• [AIM OF THE TASK]: List all lines of the data containing the word "this".

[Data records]
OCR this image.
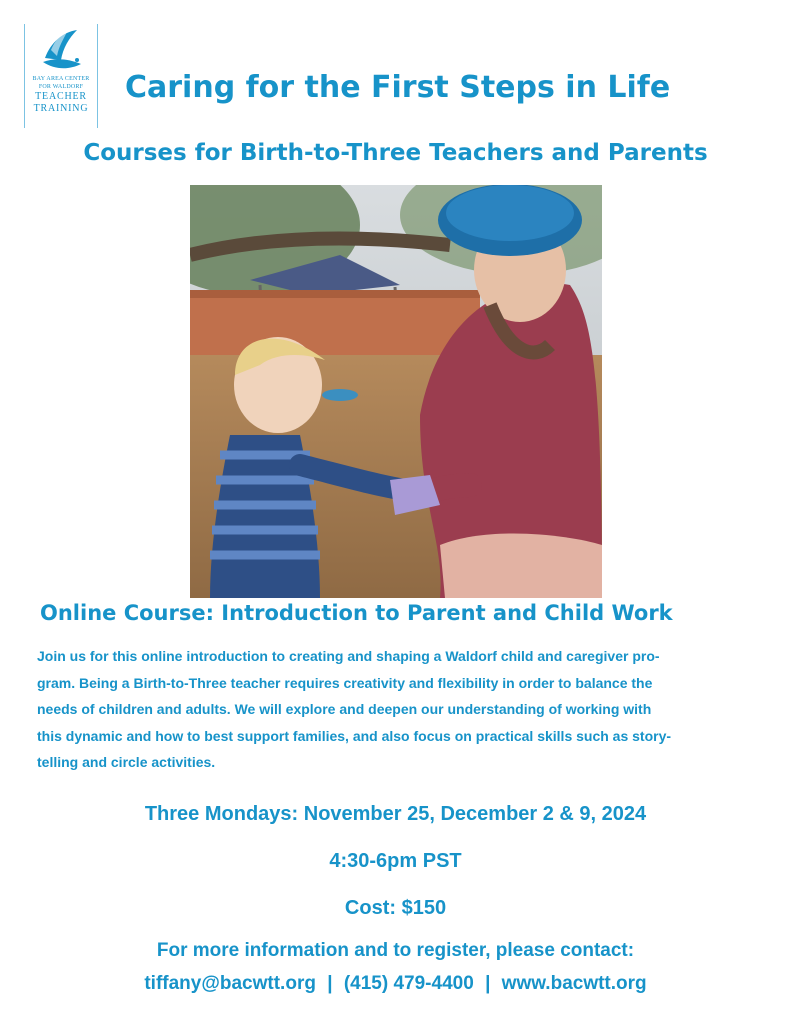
BAY AREA CENTER
FOR WALDORF
TEACHER
TRAINING
Caring for the First Steps in Life
Courses for Birth-to-Three Teachers and Parents
Online Course: Introduction to Parent and Child Work

Join us for this online introduction to creating and shaping a Waldorf child and caregiver pro-
gram. Being a Birth-to-Three teacher requires creativity and flexibility in order to balance the
needs of children and adults. We will explore and deepen our understanding of working with
this dynamic and how to best support families, and also focus on practical skills such as story-
telling and circle activities.

Three Mondays: November 25, December 2 & 9, 2024
4:30-6pm PST
Cost: $150
For more information and to register, please contact:
tiffany@bacwtt.org | (415) 479-4400 | www.bacwtt.org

• [EXERCISE SOLUTION]:
OCR this image.
Join us for this online introduction to creating and shaping a Waldorf child and caregiver pro-
this dynamic and how to best support families, and also focus on practical skills such as story-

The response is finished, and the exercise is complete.